▶ [Requirement]: Format the lines of the records as a JSON list of strings, one string per line, starting at the very top and continuing through the line containing "column-header: # bbox=[44, 288, 47, 293]". Include both ends and skip blank lines.

▶ [Task data]:
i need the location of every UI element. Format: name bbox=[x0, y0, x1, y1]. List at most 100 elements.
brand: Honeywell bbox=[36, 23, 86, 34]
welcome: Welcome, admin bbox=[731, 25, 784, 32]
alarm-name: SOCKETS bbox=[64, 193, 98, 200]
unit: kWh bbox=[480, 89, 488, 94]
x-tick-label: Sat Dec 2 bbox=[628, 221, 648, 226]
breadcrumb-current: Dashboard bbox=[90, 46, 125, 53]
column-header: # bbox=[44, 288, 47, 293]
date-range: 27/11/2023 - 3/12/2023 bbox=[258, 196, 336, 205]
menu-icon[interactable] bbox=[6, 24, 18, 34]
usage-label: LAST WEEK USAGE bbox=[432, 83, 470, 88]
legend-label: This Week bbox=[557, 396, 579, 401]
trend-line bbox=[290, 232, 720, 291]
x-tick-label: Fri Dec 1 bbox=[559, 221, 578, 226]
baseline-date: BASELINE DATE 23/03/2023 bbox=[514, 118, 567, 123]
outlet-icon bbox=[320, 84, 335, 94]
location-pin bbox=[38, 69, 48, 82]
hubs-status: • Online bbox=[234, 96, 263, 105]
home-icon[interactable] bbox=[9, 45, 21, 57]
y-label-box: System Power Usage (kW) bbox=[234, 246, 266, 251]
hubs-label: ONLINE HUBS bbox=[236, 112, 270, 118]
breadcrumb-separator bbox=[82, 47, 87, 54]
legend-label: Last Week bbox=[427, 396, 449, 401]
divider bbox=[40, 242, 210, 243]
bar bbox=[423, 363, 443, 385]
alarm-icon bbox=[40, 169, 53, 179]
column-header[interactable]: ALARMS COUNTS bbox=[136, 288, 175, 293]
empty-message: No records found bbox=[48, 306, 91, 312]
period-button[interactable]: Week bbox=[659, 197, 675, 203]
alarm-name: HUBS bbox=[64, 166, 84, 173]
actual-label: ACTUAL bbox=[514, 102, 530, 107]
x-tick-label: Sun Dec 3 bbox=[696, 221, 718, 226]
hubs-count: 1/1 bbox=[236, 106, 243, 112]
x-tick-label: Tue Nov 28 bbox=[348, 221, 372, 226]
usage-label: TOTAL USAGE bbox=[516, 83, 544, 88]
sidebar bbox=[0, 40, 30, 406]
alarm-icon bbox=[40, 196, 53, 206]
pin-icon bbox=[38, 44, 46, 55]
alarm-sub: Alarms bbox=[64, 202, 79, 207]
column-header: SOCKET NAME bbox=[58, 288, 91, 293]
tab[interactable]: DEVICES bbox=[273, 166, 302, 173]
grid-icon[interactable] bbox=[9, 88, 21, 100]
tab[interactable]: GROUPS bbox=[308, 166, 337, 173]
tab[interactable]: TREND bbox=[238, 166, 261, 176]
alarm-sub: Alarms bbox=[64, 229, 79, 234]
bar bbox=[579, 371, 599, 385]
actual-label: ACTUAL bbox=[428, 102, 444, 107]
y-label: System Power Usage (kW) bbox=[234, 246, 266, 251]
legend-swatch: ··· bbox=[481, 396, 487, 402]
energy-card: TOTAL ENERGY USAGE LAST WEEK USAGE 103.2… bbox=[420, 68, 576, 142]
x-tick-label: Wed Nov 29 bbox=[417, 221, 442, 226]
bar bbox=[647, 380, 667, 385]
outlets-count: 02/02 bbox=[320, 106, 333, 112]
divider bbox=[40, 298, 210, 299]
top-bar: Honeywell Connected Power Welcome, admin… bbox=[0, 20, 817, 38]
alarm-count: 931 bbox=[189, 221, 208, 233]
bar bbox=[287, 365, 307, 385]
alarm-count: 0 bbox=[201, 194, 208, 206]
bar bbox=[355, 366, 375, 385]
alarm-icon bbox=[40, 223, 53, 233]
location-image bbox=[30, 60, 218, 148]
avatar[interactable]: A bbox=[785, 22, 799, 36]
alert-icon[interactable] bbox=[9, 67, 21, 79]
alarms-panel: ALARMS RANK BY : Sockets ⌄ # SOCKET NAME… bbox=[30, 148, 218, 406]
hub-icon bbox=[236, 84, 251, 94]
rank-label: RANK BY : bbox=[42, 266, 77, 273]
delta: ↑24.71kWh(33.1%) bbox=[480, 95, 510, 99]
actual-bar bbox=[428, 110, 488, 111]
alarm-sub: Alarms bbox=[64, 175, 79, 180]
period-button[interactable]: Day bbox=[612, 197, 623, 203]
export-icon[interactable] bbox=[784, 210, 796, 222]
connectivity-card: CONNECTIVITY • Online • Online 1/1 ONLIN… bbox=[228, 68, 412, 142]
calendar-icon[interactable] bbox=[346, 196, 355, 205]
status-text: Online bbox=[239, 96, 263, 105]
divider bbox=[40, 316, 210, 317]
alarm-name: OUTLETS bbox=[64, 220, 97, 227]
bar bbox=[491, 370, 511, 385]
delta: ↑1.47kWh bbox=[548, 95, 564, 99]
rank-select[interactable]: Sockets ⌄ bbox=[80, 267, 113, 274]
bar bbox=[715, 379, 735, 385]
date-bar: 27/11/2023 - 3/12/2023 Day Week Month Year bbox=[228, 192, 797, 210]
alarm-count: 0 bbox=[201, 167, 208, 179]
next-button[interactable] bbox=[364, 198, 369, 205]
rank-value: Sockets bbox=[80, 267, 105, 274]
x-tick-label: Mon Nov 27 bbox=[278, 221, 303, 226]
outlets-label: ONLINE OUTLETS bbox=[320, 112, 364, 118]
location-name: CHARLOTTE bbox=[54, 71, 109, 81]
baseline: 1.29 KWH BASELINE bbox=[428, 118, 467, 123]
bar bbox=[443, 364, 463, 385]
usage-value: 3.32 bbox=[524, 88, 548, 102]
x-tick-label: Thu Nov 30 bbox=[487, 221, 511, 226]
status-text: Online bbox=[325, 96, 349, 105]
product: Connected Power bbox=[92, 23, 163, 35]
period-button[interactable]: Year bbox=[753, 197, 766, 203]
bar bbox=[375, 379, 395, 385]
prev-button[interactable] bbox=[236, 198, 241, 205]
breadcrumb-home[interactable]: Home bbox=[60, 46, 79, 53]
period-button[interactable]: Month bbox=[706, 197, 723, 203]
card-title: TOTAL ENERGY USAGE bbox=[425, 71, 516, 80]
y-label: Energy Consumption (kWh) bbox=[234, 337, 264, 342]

▶ [Response for this exercise]:
[
  "i need the location of every UI element. Format: name bbox=[x0, y0, x1, y1]. List at most 100 elements.",
  "brand: Honeywell bbox=[36, 23, 86, 34]",
  "welcome: Welcome, admin bbox=[731, 25, 784, 32]",
  "alarm-name: SOCKETS bbox=[64, 193, 98, 200]",
  "unit: kWh bbox=[480, 89, 488, 94]",
  "x-tick-label: Sat Dec 2 bbox=[628, 221, 648, 226]",
  "breadcrumb-current: Dashboard bbox=[90, 46, 125, 53]",
  "column-header: # bbox=[44, 288, 47, 293]"
]